> [What to do]: In the entries that follow, locate the line with "Transcribe this image's", then restate that line and all later lines exactly as they appear, leaving pictures out.

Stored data
• • • • •
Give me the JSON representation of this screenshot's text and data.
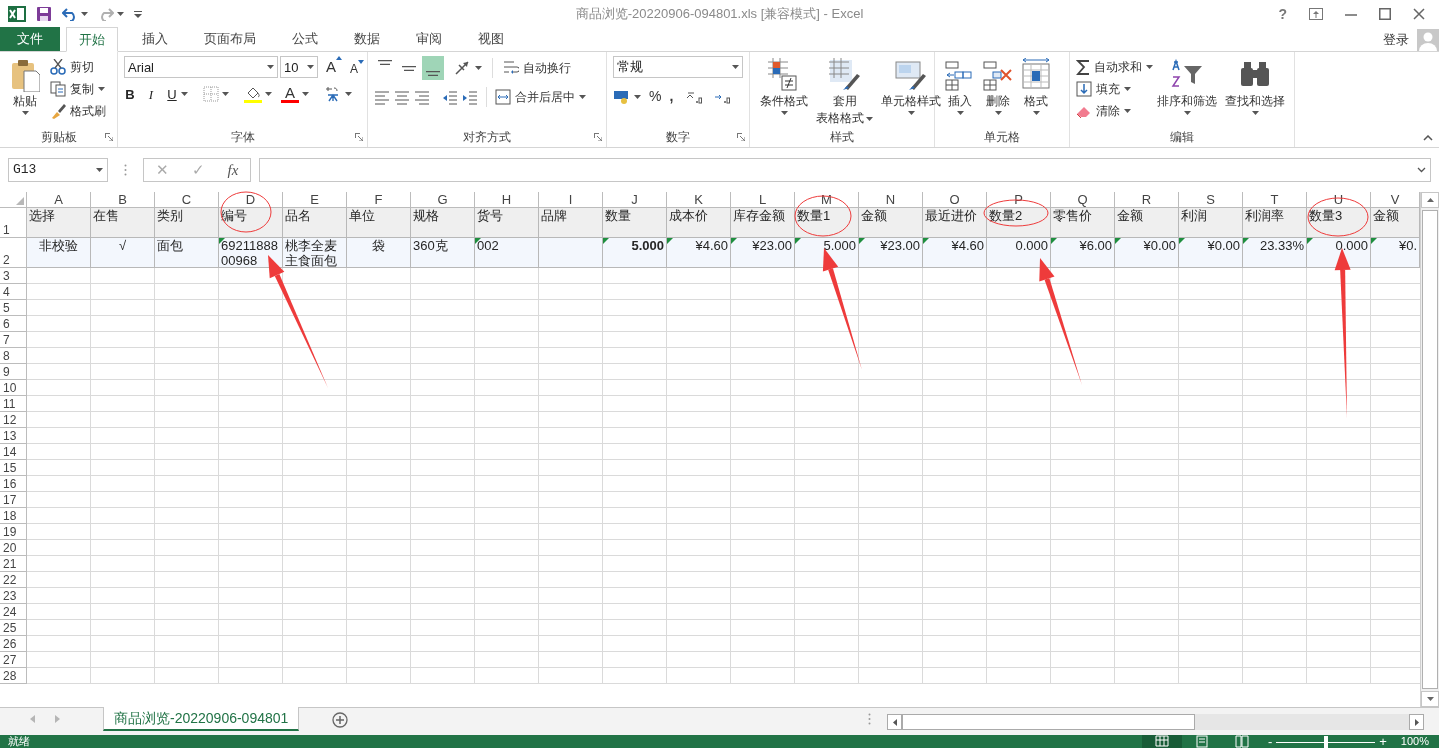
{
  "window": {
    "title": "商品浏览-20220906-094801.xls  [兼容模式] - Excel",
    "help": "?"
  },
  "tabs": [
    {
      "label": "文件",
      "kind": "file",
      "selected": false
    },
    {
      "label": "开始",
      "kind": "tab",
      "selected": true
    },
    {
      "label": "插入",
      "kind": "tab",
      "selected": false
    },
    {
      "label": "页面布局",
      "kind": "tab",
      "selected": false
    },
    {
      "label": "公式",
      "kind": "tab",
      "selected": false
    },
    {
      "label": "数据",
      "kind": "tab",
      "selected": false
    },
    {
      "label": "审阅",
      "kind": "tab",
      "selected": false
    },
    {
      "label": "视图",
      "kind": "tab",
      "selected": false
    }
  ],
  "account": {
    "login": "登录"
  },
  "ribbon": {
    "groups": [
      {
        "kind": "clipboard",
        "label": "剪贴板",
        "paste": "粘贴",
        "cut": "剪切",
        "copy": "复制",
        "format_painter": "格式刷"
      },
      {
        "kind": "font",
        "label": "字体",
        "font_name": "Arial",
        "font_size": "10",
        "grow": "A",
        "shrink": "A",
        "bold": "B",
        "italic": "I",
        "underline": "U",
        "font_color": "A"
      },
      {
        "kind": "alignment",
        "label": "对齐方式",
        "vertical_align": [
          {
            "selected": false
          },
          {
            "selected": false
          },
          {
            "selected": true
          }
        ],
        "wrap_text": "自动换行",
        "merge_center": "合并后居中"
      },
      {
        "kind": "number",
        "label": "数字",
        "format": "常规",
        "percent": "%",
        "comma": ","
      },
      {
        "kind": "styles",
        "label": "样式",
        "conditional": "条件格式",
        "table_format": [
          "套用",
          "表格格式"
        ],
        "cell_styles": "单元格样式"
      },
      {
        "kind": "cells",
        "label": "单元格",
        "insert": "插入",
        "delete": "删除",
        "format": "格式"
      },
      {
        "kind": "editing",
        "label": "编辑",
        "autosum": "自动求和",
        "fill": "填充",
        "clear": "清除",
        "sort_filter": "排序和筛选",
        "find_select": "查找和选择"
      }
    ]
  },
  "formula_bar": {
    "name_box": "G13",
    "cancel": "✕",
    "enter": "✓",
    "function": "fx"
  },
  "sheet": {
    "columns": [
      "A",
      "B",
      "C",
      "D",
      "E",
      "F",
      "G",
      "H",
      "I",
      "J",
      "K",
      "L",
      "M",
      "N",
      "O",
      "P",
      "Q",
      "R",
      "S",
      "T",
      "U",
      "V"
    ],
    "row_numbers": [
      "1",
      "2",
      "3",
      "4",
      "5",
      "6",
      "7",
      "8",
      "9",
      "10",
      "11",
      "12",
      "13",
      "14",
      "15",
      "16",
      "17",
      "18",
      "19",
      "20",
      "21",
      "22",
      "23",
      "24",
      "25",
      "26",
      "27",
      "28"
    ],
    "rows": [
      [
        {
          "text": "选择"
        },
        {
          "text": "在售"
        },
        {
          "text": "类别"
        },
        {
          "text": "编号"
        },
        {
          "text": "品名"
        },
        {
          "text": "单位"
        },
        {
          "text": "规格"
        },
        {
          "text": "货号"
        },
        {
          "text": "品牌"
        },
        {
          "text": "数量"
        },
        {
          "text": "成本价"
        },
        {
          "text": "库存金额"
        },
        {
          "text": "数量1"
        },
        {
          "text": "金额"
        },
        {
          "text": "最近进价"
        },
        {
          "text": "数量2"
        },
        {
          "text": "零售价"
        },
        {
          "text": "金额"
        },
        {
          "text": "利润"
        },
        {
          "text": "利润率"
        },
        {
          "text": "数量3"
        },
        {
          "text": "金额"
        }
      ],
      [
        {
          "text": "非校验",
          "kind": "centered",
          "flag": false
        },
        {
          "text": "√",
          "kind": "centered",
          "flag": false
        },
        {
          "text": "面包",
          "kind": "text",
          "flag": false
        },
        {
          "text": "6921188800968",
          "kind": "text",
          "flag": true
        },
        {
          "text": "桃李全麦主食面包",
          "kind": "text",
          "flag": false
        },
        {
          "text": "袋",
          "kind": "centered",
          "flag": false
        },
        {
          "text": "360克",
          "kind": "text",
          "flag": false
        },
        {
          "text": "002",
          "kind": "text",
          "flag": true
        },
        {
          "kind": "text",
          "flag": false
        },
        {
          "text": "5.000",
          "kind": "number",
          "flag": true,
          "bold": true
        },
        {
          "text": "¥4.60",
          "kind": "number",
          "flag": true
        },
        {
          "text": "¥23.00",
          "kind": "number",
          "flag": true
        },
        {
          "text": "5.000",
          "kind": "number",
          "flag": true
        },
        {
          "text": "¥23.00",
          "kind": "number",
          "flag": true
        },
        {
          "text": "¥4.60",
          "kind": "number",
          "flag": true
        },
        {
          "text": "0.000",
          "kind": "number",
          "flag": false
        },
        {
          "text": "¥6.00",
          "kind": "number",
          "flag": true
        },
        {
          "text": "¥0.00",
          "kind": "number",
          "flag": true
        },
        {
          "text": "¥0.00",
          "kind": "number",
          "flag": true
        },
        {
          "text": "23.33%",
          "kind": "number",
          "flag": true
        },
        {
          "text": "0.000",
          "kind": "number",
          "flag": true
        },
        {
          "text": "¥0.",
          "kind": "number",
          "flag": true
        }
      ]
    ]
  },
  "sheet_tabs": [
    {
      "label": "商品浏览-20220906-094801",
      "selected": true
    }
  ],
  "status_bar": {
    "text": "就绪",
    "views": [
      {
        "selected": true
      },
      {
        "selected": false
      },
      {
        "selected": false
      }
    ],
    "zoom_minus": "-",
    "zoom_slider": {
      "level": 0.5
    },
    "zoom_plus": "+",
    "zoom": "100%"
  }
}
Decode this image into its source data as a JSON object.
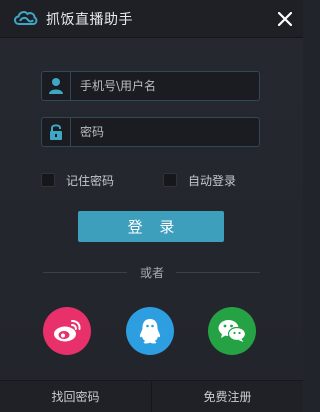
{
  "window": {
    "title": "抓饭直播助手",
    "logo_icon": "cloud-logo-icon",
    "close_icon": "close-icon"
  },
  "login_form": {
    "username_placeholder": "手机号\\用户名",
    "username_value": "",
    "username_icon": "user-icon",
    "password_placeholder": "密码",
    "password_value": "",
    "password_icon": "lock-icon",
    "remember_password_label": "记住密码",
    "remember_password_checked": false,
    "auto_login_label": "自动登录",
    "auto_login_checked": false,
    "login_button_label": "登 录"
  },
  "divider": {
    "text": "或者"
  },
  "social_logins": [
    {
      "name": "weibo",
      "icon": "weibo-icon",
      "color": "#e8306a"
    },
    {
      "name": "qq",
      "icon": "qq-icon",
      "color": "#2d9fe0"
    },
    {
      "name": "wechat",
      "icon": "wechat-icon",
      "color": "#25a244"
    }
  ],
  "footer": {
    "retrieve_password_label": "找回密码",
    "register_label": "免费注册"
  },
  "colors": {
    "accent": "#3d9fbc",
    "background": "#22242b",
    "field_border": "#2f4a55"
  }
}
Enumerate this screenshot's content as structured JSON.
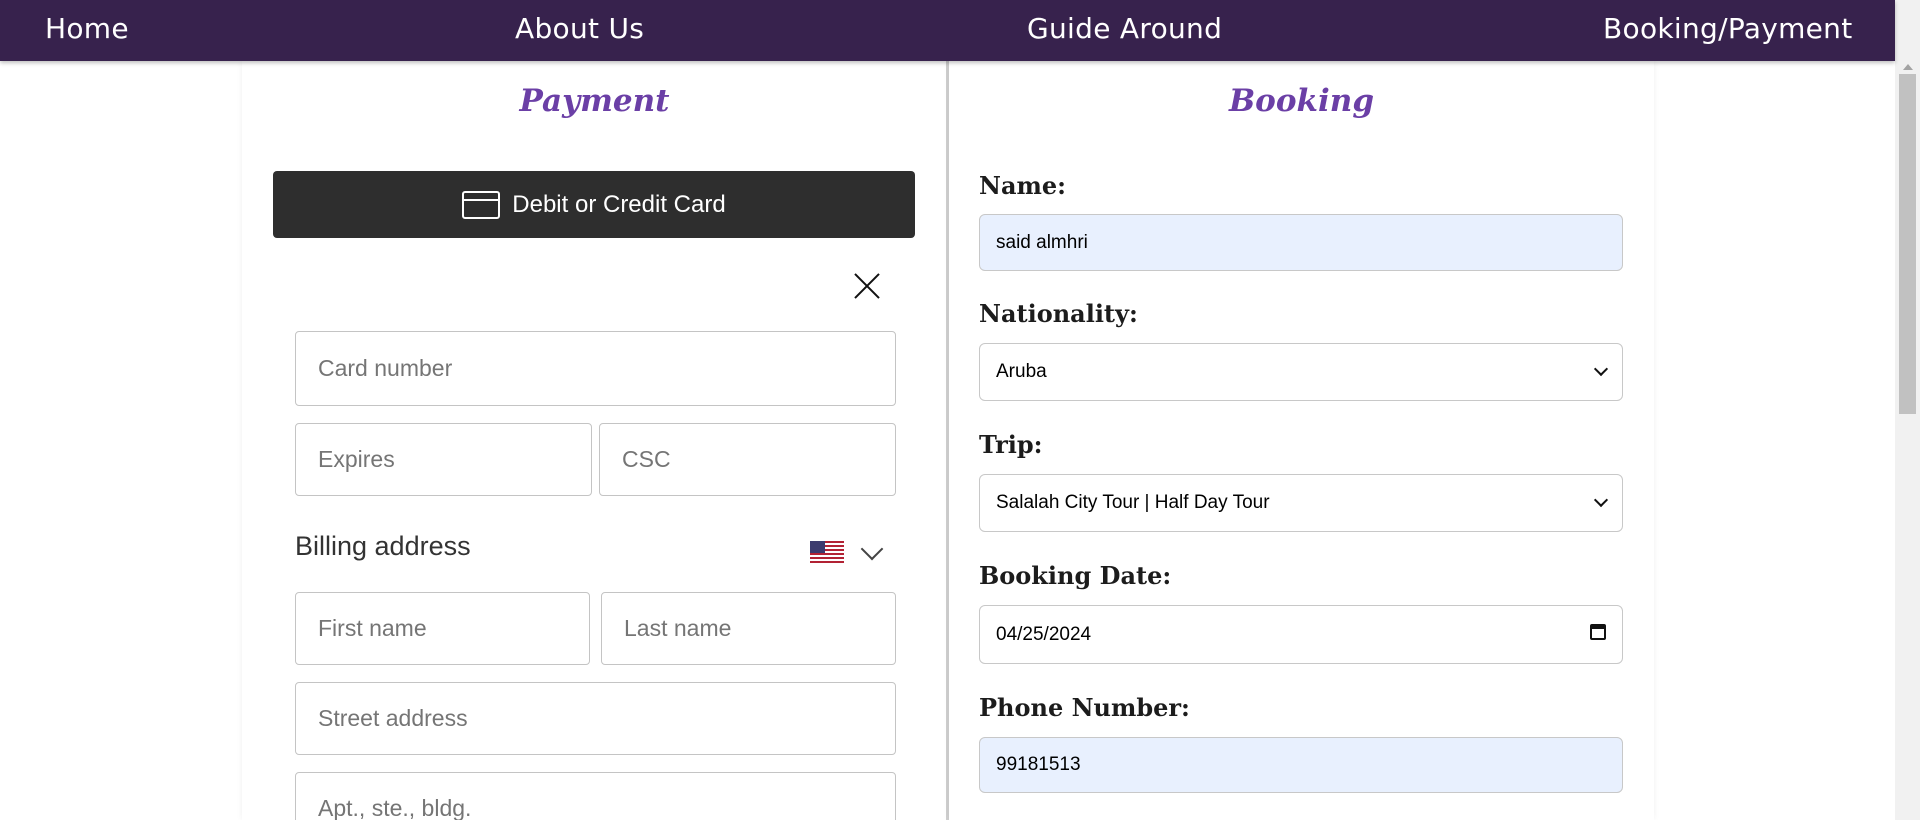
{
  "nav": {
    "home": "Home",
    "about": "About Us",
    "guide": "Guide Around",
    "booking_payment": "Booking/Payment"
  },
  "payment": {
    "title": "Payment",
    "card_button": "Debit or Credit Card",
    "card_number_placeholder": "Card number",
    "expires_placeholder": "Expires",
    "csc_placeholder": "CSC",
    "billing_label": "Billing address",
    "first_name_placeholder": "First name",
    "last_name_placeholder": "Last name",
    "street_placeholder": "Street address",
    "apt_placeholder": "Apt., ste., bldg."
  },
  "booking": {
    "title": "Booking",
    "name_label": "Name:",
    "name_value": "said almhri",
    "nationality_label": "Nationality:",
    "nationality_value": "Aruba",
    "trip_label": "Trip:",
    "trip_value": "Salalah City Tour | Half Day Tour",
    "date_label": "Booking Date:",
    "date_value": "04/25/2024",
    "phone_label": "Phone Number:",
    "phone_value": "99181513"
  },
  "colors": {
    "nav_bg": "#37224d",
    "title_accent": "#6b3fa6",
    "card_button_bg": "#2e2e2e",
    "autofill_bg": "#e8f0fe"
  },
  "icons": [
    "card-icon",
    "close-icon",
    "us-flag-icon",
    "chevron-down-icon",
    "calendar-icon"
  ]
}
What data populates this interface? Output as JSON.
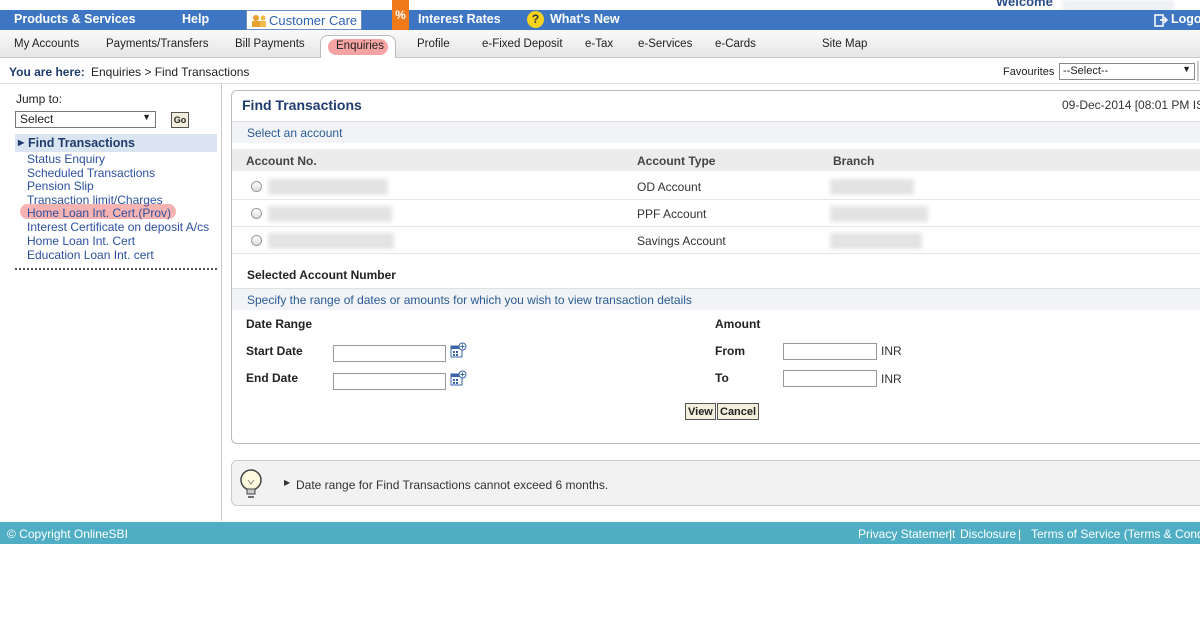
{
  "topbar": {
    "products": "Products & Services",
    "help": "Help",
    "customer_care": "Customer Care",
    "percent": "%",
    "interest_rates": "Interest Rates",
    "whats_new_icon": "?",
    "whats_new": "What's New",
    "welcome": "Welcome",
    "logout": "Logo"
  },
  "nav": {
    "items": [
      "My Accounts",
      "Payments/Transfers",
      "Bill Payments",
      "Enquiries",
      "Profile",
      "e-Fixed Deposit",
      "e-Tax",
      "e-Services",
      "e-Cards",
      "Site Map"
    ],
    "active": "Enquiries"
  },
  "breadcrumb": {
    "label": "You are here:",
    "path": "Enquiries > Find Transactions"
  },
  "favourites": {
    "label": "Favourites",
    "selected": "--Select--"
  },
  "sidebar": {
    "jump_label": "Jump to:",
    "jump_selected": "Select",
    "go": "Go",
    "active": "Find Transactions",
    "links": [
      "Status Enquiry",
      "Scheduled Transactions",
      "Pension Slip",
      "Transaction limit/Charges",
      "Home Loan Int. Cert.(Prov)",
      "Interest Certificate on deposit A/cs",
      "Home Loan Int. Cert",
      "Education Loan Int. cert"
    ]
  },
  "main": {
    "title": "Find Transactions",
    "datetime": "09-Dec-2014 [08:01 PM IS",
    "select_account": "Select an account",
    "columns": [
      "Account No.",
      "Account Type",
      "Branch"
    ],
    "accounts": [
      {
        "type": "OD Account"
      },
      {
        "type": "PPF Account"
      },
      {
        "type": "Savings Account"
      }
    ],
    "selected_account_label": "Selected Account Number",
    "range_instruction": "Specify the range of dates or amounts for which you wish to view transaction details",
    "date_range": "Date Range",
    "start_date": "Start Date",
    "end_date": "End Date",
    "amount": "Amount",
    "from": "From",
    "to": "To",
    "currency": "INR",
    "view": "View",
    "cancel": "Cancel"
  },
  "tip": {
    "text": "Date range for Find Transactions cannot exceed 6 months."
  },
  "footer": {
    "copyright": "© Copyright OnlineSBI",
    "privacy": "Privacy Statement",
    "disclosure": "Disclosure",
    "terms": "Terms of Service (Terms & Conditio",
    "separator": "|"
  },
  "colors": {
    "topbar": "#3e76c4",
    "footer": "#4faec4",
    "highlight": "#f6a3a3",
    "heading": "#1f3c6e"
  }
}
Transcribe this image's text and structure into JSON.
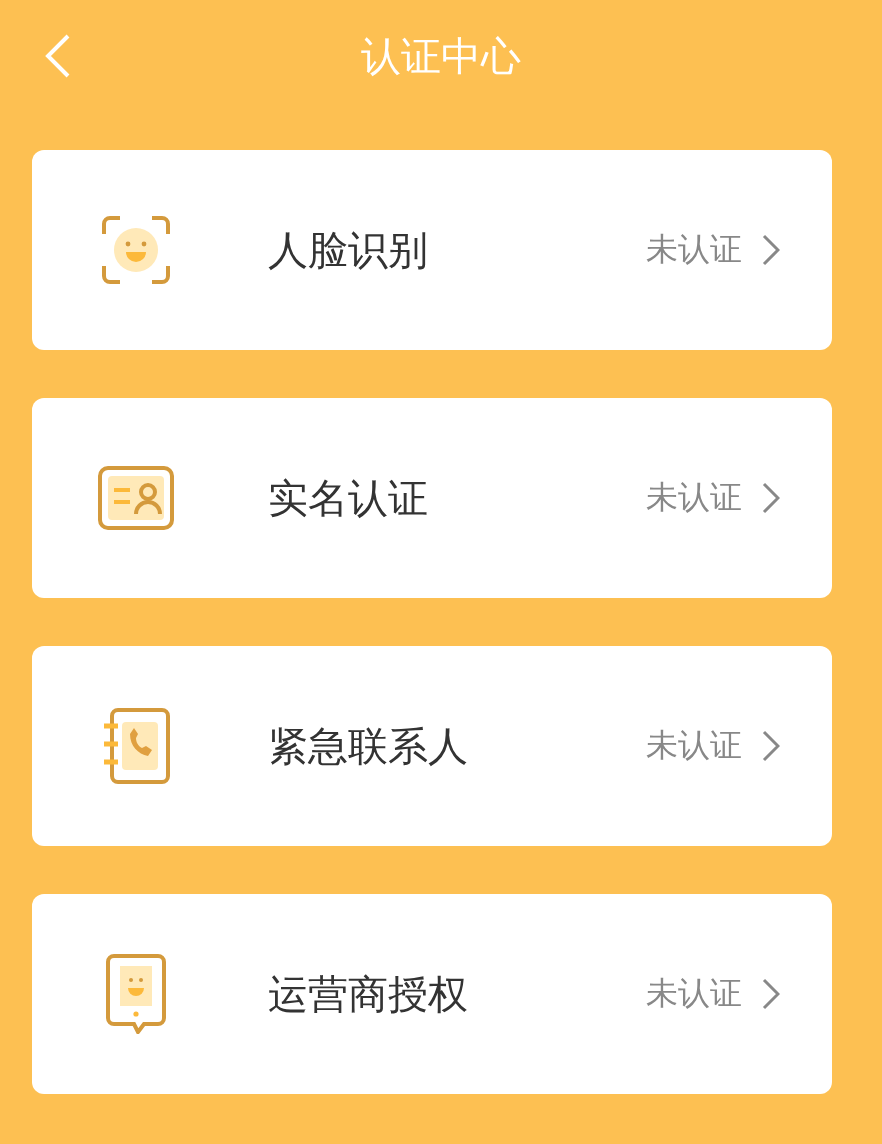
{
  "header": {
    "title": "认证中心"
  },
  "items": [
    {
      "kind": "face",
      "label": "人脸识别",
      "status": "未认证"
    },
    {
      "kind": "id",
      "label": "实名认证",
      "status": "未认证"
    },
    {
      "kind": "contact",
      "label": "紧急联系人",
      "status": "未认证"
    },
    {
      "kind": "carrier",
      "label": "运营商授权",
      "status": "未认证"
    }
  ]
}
• • • • •
> [Exercise result]:
Transcribe this image's text and structure into JSON.
{
  "header": {
    "title": "认证中心"
  },
  "items": [
    {
      "kind": "face",
      "label": "人脸识别",
      "status": "未认证"
    },
    {
      "kind": "id",
      "label": "实名认证",
      "status": "未认证"
    },
    {
      "kind": "contact",
      "label": "紧急联系人",
      "status": "未认证"
    },
    {
      "kind": "carrier",
      "label": "运营商授权",
      "status": "未认证"
    }
  ]
}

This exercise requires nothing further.